### Do this
What follows are records. Restate all of them word for word.

### Dataset records
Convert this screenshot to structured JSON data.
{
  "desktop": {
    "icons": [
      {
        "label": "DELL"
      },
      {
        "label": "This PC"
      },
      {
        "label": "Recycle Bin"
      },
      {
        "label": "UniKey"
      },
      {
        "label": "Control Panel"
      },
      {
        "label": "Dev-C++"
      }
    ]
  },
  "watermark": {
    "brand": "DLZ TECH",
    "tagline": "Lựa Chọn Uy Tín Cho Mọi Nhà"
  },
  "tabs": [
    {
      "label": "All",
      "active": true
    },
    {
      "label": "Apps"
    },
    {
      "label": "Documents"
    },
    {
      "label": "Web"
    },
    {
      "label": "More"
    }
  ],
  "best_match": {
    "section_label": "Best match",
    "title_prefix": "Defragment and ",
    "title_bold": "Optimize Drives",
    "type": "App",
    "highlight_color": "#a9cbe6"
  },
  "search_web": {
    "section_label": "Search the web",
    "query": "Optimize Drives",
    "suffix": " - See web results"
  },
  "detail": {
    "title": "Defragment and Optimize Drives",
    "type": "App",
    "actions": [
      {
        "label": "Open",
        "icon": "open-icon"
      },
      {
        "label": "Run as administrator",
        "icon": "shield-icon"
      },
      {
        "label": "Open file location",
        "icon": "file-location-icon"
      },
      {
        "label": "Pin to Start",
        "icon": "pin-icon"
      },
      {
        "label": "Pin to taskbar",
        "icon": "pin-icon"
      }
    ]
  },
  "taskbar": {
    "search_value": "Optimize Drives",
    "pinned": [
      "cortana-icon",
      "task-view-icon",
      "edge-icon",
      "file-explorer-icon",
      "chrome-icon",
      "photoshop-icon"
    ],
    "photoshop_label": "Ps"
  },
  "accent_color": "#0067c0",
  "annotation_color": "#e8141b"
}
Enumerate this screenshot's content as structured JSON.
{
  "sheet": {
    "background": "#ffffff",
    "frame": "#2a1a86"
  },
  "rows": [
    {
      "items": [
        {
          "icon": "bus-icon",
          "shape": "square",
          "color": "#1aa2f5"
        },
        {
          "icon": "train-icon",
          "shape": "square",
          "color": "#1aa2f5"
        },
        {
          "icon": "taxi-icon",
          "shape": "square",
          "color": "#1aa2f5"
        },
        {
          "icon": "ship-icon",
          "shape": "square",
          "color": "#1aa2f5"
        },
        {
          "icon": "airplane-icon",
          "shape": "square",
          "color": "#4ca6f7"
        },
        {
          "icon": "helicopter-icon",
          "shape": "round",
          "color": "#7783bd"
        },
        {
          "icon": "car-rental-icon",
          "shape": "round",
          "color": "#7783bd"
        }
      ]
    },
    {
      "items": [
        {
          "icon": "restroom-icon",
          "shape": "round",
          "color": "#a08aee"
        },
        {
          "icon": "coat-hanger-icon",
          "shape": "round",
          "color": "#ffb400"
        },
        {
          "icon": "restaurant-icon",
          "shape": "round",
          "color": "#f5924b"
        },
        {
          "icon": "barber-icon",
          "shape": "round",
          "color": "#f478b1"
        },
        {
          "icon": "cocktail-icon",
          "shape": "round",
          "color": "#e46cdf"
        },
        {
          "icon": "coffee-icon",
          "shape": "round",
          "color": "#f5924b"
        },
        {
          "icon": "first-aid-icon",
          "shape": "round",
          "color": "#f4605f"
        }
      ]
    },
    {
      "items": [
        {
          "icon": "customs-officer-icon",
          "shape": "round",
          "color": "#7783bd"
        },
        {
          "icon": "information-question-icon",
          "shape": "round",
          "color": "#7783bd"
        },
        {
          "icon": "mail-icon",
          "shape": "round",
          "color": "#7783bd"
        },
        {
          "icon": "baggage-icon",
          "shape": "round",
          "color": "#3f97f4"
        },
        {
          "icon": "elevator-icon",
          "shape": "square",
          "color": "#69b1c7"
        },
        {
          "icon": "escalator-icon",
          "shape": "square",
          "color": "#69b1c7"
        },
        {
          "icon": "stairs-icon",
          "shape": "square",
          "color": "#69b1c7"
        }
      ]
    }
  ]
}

### Task solution
Convert this screenshot to structured JSON data.
{
  "desktop": {
    "icons": [
      {
        "label": "DELL"
      },
      {
        "label": "This PC"
      },
      {
        "label": "Recycle Bin"
      },
      {
        "label": "UniKey"
      },
      {
        "label": "Control Panel"
      },
      {
        "label": "Dev-C++"
      }
    ]
  },
  "watermark": {
    "brand": "DLZ TECH",
    "tagline": "Lựa Chọn Uy Tín Cho Mọi Nhà"
  },
  "tabs": [
    {
      "label": "All",
      "active": true
    },
    {
      "label": "Apps"
    },
    {
      "label": "Documents"
    },
    {
      "label": "Web"
    },
    {
      "label": "More"
    }
  ],
  "best_match": {
    "section_label": "Best match",
    "title_prefix": "Defragment and ",
    "title_bold": "Optimize Drives",
    "type": "App",
    "highlight_color": "#a9cbe6"
  },
  "search_web": {
    "section_label": "Search the web",
    "query": "Optimize Drives",
    "suffix": " - See web results"
  },
  "detail": {
    "title": "Defragment and Optimize Drives",
    "type": "App",
    "actions": [
      {
        "label": "Open",
        "icon": "open-icon"
      },
      {
        "label": "Run as administrator",
        "icon": "shield-icon"
      },
      {
        "label": "Open file location",
        "icon": "file-location-icon"
      },
      {
        "label": "Pin to Start",
        "icon": "pin-icon"
      },
      {
        "label": "Pin to taskbar",
        "icon": "pin-icon"
      }
    ]
  },
  "taskbar": {
    "search_value": "Optimize Drives",
    "pinned": [
      "cortana-icon",
      "task-view-icon",
      "edge-icon",
      "file-explorer-icon",
      "chrome-icon",
      "photoshop-icon"
    ],
    "photoshop_label": "Ps"
  },
  "accent_color": "#0067c0",
  "annotation_color": "#e8141b"
}
Enumerate this screenshot's content as structured JSON.
{
  "sheet": {
    "background": "#ffffff",
    "frame": "#2a1a86"
  },
  "rows": [
    {
      "items": [
        {
          "icon": "bus-icon",
          "shape": "square",
          "color": "#1aa2f5"
        },
        {
          "icon": "train-icon",
          "shape": "square",
          "color": "#1aa2f5"
        },
        {
          "icon": "taxi-icon",
          "shape": "square",
          "color": "#1aa2f5"
        },
        {
          "icon": "ship-icon",
          "shape": "square",
          "color": "#1aa2f5"
        },
        {
          "icon": "airplane-icon",
          "shape": "square",
          "color": "#4ca6f7"
        },
        {
          "icon": "helicopter-icon",
          "shape": "round",
          "color": "#7783bd"
        },
        {
          "icon": "car-rental-icon",
          "shape": "round",
          "color": "#7783bd"
        }
      ]
    },
    {
      "items": [
        {
          "icon": "restroom-icon",
          "shape": "round",
          "color": "#a08aee"
        },
        {
          "icon": "coat-hanger-icon",
          "shape": "round",
          "color": "#ffb400"
        },
        {
          "icon": "restaurant-icon",
          "shape": "round",
          "color": "#f5924b"
        },
        {
          "icon": "barber-icon",
          "shape": "round",
          "color": "#f478b1"
        },
        {
          "icon": "cocktail-icon",
          "shape": "round",
          "color": "#e46cdf"
        },
        {
          "icon": "coffee-icon",
          "shape": "round",
          "color": "#f5924b"
        },
        {
          "icon": "first-aid-icon",
          "shape": "round",
          "color": "#f4605f"
        }
      ]
    },
    {
      "items": [
        {
          "icon": "customs-officer-icon",
          "shape": "round",
          "color": "#7783bd"
        },
        {
          "icon": "information-question-icon",
          "shape": "round",
          "color": "#7783bd"
        },
        {
          "icon": "mail-icon",
          "shape": "round",
          "color": "#7783bd"
        },
        {
          "icon": "baggage-icon",
          "shape": "round",
          "color": "#3f97f4"
        },
        {
          "icon": "elevator-icon",
          "shape": "square",
          "color": "#69b1c7"
        },
        {
          "icon": "escalator-icon",
          "shape": "square",
          "color": "#69b1c7"
        },
        {
          "icon": "stairs-icon",
          "shape": "square",
          "color": "#69b1c7"
        }
      ]
    }
  ]
}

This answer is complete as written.